┌──

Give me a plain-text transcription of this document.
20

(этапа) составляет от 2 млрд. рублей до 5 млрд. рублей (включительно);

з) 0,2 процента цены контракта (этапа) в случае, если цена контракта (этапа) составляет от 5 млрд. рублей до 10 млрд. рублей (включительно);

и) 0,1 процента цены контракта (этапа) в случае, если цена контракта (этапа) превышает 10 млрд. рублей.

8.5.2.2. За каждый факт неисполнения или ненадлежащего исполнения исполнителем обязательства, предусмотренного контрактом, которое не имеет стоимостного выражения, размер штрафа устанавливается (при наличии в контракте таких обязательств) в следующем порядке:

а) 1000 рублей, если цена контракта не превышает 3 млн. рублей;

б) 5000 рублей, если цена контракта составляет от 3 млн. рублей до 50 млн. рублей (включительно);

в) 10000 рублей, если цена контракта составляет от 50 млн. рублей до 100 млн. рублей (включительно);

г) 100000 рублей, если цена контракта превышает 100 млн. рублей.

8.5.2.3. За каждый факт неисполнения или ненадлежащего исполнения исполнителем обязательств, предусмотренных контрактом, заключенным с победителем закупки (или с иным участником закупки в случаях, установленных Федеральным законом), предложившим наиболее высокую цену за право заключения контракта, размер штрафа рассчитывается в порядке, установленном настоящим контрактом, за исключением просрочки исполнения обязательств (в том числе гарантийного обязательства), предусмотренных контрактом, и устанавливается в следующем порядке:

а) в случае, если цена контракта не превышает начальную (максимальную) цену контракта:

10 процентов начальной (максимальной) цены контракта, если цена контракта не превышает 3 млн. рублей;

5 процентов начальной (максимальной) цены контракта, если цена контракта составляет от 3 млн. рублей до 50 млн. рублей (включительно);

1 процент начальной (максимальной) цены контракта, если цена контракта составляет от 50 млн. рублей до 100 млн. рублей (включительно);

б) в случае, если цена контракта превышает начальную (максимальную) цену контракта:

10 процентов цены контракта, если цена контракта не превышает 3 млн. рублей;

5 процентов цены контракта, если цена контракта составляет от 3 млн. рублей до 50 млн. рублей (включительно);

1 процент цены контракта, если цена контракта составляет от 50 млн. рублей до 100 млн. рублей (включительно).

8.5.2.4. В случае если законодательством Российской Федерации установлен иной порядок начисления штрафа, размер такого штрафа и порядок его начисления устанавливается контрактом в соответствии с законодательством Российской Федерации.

└──

- **GOAL**
Report how many lines in these entries contain "устанавливается". Answer with the number only.

- **RESULT OF THE EXERCISE**
3